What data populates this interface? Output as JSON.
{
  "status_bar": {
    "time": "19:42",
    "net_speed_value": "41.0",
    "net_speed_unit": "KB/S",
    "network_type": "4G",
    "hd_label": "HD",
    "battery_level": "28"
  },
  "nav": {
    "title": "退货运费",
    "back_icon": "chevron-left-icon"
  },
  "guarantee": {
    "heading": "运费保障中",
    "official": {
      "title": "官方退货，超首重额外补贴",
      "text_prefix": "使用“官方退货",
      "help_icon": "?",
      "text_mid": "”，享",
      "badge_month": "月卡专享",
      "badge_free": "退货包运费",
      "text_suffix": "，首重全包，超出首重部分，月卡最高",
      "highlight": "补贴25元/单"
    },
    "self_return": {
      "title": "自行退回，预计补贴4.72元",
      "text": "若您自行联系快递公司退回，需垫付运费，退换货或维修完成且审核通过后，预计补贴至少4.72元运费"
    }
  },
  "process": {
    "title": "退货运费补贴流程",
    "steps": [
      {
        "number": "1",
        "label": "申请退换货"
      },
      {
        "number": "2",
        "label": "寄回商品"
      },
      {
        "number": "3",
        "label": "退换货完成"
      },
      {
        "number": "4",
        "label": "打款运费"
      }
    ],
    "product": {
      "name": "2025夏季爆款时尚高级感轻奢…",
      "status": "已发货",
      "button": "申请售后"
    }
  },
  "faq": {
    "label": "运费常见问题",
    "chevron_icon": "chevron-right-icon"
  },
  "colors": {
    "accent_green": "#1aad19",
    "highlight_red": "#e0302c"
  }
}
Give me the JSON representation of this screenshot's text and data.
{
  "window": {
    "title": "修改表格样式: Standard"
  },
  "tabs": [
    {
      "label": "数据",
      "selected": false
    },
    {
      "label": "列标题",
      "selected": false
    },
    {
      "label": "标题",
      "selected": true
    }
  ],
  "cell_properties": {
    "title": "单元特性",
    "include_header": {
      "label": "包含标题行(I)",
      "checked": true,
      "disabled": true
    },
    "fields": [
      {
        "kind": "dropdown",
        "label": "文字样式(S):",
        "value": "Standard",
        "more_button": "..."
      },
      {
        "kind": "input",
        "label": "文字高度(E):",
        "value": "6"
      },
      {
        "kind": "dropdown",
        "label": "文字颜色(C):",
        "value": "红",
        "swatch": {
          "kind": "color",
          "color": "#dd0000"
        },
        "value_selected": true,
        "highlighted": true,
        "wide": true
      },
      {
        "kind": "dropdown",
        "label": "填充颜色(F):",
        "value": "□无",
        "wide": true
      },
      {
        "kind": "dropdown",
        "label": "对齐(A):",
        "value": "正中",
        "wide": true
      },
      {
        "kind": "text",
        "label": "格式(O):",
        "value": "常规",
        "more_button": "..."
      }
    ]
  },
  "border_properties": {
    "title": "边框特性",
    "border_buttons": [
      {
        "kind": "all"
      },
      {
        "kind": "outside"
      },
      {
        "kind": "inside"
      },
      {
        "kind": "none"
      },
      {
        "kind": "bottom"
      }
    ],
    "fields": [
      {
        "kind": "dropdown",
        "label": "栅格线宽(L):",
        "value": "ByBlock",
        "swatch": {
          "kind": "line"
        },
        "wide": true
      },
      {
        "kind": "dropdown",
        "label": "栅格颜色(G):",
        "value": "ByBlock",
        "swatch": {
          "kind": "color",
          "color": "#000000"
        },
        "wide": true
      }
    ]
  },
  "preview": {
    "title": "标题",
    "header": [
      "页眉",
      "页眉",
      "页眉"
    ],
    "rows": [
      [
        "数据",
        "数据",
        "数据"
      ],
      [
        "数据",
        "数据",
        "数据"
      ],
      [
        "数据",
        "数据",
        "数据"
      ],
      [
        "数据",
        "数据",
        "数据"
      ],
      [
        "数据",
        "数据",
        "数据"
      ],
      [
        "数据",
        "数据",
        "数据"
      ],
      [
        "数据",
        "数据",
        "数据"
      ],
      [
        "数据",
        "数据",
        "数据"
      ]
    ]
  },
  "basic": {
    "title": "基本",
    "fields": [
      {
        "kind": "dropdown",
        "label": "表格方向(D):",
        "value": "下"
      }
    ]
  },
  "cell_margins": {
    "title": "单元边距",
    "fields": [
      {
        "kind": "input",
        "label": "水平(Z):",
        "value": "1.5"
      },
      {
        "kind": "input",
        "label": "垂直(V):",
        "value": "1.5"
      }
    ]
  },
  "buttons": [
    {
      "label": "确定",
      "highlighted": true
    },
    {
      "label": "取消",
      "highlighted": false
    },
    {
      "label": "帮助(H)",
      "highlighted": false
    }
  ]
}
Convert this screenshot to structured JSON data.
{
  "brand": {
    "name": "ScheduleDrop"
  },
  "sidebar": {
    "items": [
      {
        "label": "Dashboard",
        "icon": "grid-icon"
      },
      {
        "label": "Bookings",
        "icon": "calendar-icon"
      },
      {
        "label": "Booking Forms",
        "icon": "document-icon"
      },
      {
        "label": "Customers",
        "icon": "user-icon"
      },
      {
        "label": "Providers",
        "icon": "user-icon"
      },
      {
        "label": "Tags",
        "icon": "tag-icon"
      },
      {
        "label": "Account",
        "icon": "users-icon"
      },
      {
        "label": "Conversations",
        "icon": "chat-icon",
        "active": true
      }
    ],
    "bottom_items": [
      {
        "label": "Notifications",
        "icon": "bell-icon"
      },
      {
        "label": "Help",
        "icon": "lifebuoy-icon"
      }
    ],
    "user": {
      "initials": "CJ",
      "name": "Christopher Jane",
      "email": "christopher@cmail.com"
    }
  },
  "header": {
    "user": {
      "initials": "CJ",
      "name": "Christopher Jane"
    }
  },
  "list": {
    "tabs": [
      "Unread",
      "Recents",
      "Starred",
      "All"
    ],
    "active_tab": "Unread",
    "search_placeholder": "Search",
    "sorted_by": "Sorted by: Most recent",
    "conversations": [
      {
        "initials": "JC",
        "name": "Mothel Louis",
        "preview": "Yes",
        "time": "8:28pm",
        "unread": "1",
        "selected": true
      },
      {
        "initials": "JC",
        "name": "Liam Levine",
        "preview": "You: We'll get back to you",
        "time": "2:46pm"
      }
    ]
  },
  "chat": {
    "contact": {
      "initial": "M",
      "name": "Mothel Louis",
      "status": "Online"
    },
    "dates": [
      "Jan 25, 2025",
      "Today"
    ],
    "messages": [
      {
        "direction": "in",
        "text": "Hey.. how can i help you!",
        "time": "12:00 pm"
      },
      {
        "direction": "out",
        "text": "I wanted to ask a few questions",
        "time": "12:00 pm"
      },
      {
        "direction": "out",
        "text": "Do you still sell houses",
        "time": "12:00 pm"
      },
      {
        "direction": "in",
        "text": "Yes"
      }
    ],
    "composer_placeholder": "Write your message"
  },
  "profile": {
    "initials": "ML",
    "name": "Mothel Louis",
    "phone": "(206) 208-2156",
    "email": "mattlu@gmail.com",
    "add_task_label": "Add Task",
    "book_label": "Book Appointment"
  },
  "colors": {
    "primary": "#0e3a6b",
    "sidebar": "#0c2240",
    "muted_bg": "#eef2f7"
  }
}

_WHAT TO DO:_ Would you copy out each line exactly as written?

_RESULT OF THE TASK:_
What data populates this interface? Output as JSON.
{
  "status_bar": {
    "time": "19:42",
    "net_speed_value": "41.0",
    "net_speed_unit": "KB/S",
    "network_type": "4G",
    "hd_label": "HD",
    "battery_level": "28"
  },
  "nav": {
    "title": "退货运费",
    "back_icon": "chevron-left-icon"
  },
  "guarantee": {
    "heading": "运费保障中",
    "official": {
      "title": "官方退货，超首重额外补贴",
      "text_prefix": "使用“官方退货",
      "help_icon": "?",
      "text_mid": "”，享",
      "badge_month": "月卡专享",
      "badge_free": "退货包运费",
      "text_suffix": "，首重全包，超出首重部分，月卡最高",
      "highlight": "补贴25元/单"
    },
    "self_return": {
      "title": "自行退回，预计补贴4.72元",
      "text": "若您自行联系快递公司退回，需垫付运费，退换货或维修完成且审核通过后，预计补贴至少4.72元运费"
    }
  },
  "process": {
    "title": "退货运费补贴流程",
    "steps": [
      {
        "number": "1",
        "label": "申请退换货"
      },
      {
        "number": "2",
        "label": "寄回商品"
      },
      {
        "number": "3",
        "label": "退换货完成"
      },
      {
        "number": "4",
        "label": "打款运费"
      }
    ],
    "product": {
      "name": "2025夏季爆款时尚高级感轻奢…",
      "status": "已发货",
      "button": "申请售后"
    }
  },
  "faq": {
    "label": "运费常见问题",
    "chevron_icon": "chevron-right-icon"
  },
  "colors": {
    "accent_green": "#1aad19",
    "highlight_red": "#e0302c"
  }
}
Give me the JSON representation of this screenshot's text and data.
{
  "window": {
    "title": "修改表格样式: Standard"
  },
  "tabs": [
    {
      "label": "数据",
      "selected": false
    },
    {
      "label": "列标题",
      "selected": false
    },
    {
      "label": "标题",
      "selected": true
    }
  ],
  "cell_properties": {
    "title": "单元特性",
    "include_header": {
      "label": "包含标题行(I)",
      "checked": true,
      "disabled": true
    },
    "fields": [
      {
        "kind": "dropdown",
        "label": "文字样式(S):",
        "value": "Standard",
        "more_button": "..."
      },
      {
        "kind": "input",
        "label": "文字高度(E):",
        "value": "6"
      },
      {
        "kind": "dropdown",
        "label": "文字颜色(C):",
        "value": "红",
        "swatch": {
          "kind": "color",
          "color": "#dd0000"
        },
        "value_selected": true,
        "highlighted": true,
        "wide": true
      },
      {
        "kind": "dropdown",
        "label": "填充颜色(F):",
        "value": "□无",
        "wide": true
      },
      {
        "kind": "dropdown",
        "label": "对齐(A):",
        "value": "正中",
        "wide": true
      },
      {
        "kind": "text",
        "label": "格式(O):",
        "value": "常规",
        "more_button": "..."
      }
    ]
  },
  "border_properties": {
    "title": "边框特性",
    "border_buttons": [
      {
        "kind": "all"
      },
      {
        "kind": "outside"
      },
      {
        "kind": "inside"
      },
      {
        "kind": "none"
      },
      {
        "kind": "bottom"
      }
    ],
    "fields": [
      {
        "kind": "dropdown",
        "label": "栅格线宽(L):",
        "value": "ByBlock",
        "swatch": {
          "kind": "line"
        },
        "wide": true
      },
      {
        "kind": "dropdown",
        "label": "栅格颜色(G):",
        "value": "ByBlock",
        "swatch": {
          "kind": "color",
          "color": "#000000"
        },
        "wide": true
      }
    ]
  },
  "preview": {
    "title": "标题",
    "header": [
      "页眉",
      "页眉",
      "页眉"
    ],
    "rows": [
      [
        "数据",
        "数据",
        "数据"
      ],
      [
        "数据",
        "数据",
        "数据"
      ],
      [
        "数据",
        "数据",
        "数据"
      ],
      [
        "数据",
        "数据",
        "数据"
      ],
      [
        "数据",
        "数据",
        "数据"
      ],
      [
        "数据",
        "数据",
        "数据"
      ],
      [
        "数据",
        "数据",
        "数据"
      ],
      [
        "数据",
        "数据",
        "数据"
      ]
    ]
  },
  "basic": {
    "title": "基本",
    "fields": [
      {
        "kind": "dropdown",
        "label": "表格方向(D):",
        "value": "下"
      }
    ]
  },
  "cell_margins": {
    "title": "单元边距",
    "fields": [
      {
        "kind": "input",
        "label": "水平(Z):",
        "value": "1.5"
      },
      {
        "kind": "input",
        "label": "垂直(V):",
        "value": "1.5"
      }
    ]
  },
  "buttons": [
    {
      "label": "确定",
      "highlighted": true
    },
    {
      "label": "取消",
      "highlighted": false
    },
    {
      "label": "帮助(H)",
      "highlighted": false
    }
  ]
}
Convert this screenshot to structured JSON data.
{
  "brand": {
    "name": "ScheduleDrop"
  },
  "sidebar": {
    "items": [
      {
        "label": "Dashboard",
        "icon": "grid-icon"
      },
      {
        "label": "Bookings",
        "icon": "calendar-icon"
      },
      {
        "label": "Booking Forms",
        "icon": "document-icon"
      },
      {
        "label": "Customers",
        "icon": "user-icon"
      },
      {
        "label": "Providers",
        "icon": "user-icon"
      },
      {
        "label": "Tags",
        "icon": "tag-icon"
      },
      {
        "label": "Account",
        "icon": "users-icon"
      },
      {
        "label": "Conversations",
        "icon": "chat-icon",
        "active": true
      }
    ],
    "bottom_items": [
      {
        "label": "Notifications",
        "icon": "bell-icon"
      },
      {
        "label": "Help",
        "icon": "lifebuoy-icon"
      }
    ],
    "user": {
      "initials": "CJ",
      "name": "Christopher Jane",
      "email": "christopher@cmail.com"
    }
  },
  "header": {
    "user": {
      "initials": "CJ",
      "name": "Christopher Jane"
    }
  },
  "list": {
    "tabs": [
      "Unread",
      "Recents",
      "Starred",
      "All"
    ],
    "active_tab": "Unread",
    "search_placeholder": "Search",
    "sorted_by": "Sorted by: Most recent",
    "conversations": [
      {
        "initials": "JC",
        "name": "Mothel Louis",
        "preview": "Yes",
        "time": "8:28pm",
        "unread": "1",
        "selected": true
      },
      {
        "initials": "JC",
        "name": "Liam Levine",
        "preview": "You: We'll get back to you",
        "time": "2:46pm"
      }
    ]
  },
  "chat": {
    "contact": {
      "initial": "M",
      "name": "Mothel Louis",
      "status": "Online"
    },
    "dates": [
      "Jan 25, 2025",
      "Today"
    ],
    "messages": [
      {
        "direction": "in",
        "text": "Hey.. how can i help you!",
        "time": "12:00 pm"
      },
      {
        "direction": "out",
        "text": "I wanted to ask a few questions",
        "time": "12:00 pm"
      },
      {
        "direction": "out",
        "text": "Do you still sell houses",
        "time": "12:00 pm"
      },
      {
        "direction": "in",
        "text": "Yes"
      }
    ],
    "composer_placeholder": "Write your message"
  },
  "profile": {
    "initials": "ML",
    "name": "Mothel Louis",
    "phone": "(206) 208-2156",
    "email": "mattlu@gmail.com",
    "add_task_label": "Add Task",
    "book_label": "Book Appointment"
  },
  "colors": {
    "primary": "#0e3a6b",
    "sidebar": "#0c2240",
    "muted_bg": "#eef2f7"
  }
}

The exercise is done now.